## THE REQUEST
Extract all records. Keep each one exact.

━━━━━━━━━━━━━━━━━━━━

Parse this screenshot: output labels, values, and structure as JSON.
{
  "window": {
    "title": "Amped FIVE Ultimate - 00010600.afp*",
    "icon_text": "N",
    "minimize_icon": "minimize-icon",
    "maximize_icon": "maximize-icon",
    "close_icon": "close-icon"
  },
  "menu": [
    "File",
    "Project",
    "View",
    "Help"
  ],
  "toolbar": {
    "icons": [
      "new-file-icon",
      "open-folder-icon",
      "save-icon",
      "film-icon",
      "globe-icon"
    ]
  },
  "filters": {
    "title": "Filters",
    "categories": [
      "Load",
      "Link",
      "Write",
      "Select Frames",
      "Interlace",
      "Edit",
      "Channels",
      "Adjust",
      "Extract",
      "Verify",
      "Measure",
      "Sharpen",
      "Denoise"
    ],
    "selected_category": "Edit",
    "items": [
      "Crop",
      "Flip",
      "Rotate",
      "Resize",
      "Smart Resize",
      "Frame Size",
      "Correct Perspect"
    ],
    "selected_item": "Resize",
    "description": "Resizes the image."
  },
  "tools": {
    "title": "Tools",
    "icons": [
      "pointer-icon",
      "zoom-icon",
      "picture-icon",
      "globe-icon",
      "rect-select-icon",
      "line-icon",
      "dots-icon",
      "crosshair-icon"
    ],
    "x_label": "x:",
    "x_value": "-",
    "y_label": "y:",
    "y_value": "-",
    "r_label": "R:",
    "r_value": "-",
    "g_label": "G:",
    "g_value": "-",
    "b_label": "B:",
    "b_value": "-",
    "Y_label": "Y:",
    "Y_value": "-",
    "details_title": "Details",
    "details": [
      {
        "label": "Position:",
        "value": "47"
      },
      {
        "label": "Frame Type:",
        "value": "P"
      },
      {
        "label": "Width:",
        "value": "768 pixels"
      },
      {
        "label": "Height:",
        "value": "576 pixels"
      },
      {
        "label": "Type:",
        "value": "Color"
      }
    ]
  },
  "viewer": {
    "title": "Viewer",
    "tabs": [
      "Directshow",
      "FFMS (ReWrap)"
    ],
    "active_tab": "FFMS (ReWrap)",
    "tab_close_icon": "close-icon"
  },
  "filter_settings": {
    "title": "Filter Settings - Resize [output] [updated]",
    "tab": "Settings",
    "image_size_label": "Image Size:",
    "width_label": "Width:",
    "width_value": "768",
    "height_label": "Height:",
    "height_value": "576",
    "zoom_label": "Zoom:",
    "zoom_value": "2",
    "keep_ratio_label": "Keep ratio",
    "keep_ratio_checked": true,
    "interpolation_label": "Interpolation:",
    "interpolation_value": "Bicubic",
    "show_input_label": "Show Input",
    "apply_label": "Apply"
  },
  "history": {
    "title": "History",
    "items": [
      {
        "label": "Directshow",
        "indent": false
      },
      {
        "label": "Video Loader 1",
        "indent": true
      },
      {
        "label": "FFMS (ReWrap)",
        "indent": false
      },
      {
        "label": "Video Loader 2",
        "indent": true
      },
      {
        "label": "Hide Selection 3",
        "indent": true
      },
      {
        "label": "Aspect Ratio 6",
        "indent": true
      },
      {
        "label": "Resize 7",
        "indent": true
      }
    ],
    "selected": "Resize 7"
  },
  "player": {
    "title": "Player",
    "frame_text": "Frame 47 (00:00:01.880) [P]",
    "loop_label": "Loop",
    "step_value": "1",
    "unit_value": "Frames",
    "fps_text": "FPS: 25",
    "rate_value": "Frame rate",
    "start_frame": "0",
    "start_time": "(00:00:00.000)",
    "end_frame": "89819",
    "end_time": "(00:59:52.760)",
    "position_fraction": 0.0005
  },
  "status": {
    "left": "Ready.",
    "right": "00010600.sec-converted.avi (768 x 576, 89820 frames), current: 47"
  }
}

━━━━━━━━━━━━━━━━━━━━

## FULL RESPONSE
Parse this screenshot: output labels, values, and structure as JSON.
{
  "window": {
    "title": "Amped FIVE Ultimate - 00010600.afp*",
    "icon_text": "N",
    "minimize_icon": "minimize-icon",
    "maximize_icon": "maximize-icon",
    "close_icon": "close-icon"
  },
  "menu": [
    "File",
    "Project",
    "View",
    "Help"
  ],
  "toolbar": {
    "icons": [
      "new-file-icon",
      "open-folder-icon",
      "save-icon",
      "film-icon",
      "globe-icon"
    ]
  },
  "filters": {
    "title": "Filters",
    "categories": [
      "Load",
      "Link",
      "Write",
      "Select Frames",
      "Interlace",
      "Edit",
      "Channels",
      "Adjust",
      "Extract",
      "Verify",
      "Measure",
      "Sharpen",
      "Denoise"
    ],
    "selected_category": "Edit",
    "items": [
      "Crop",
      "Flip",
      "Rotate",
      "Resize",
      "Smart Resize",
      "Frame Size",
      "Correct Perspect"
    ],
    "selected_item": "Resize",
    "description": "Resizes the image."
  },
  "tools": {
    "title": "Tools",
    "icons": [
      "pointer-icon",
      "zoom-icon",
      "picture-icon",
      "globe-icon",
      "rect-select-icon",
      "line-icon",
      "dots-icon",
      "crosshair-icon"
    ],
    "x_label": "x:",
    "x_value": "-",
    "y_label": "y:",
    "y_value": "-",
    "r_label": "R:",
    "r_value": "-",
    "g_label": "G:",
    "g_value": "-",
    "b_label": "B:",
    "b_value": "-",
    "Y_label": "Y:",
    "Y_value": "-",
    "details_title": "Details",
    "details": [
      {
        "label": "Position:",
        "value": "47"
      },
      {
        "label": "Frame Type:",
        "value": "P"
      },
      {
        "label": "Width:",
        "value": "768 pixels"
      },
      {
        "label": "Height:",
        "value": "576 pixels"
      },
      {
        "label": "Type:",
        "value": "Color"
      }
    ]
  },
  "viewer": {
    "title": "Viewer",
    "tabs": [
      "Directshow",
      "FFMS (ReWrap)"
    ],
    "active_tab": "FFMS (ReWrap)",
    "tab_close_icon": "close-icon"
  },
  "filter_settings": {
    "title": "Filter Settings - Resize [output] [updated]",
    "tab": "Settings",
    "image_size_label": "Image Size:",
    "width_label": "Width:",
    "width_value": "768",
    "height_label": "Height:",
    "height_value": "576",
    "zoom_label": "Zoom:",
    "zoom_value": "2",
    "keep_ratio_label": "Keep ratio",
    "keep_ratio_checked": true,
    "interpolation_label": "Interpolation:",
    "interpolation_value": "Bicubic",
    "show_input_label": "Show Input",
    "apply_label": "Apply"
  },
  "history": {
    "title": "History",
    "items": [
      {
        "label": "Directshow",
        "indent": false
      },
      {
        "label": "Video Loader 1",
        "indent": true
      },
      {
        "label": "FFMS (ReWrap)",
        "indent": false
      },
      {
        "label": "Video Loader 2",
        "indent": true
      },
      {
        "label": "Hide Selection 3",
        "indent": true
      },
      {
        "label": "Aspect Ratio 6",
        "indent": true
      },
      {
        "label": "Resize 7",
        "indent": true
      }
    ],
    "selected": "Resize 7"
  },
  "player": {
    "title": "Player",
    "frame_text": "Frame 47 (00:00:01.880) [P]",
    "loop_label": "Loop",
    "step_value": "1",
    "unit_value": "Frames",
    "fps_text": "FPS: 25",
    "rate_value": "Frame rate",
    "start_frame": "0",
    "start_time": "(00:00:00.000)",
    "end_frame": "89819",
    "end_time": "(00:59:52.760)",
    "position_fraction": 0.0005
  },
  "status": {
    "left": "Ready.",
    "right": "00010600.sec-converted.avi (768 x 576, 89820 frames), current: 47"
  }
}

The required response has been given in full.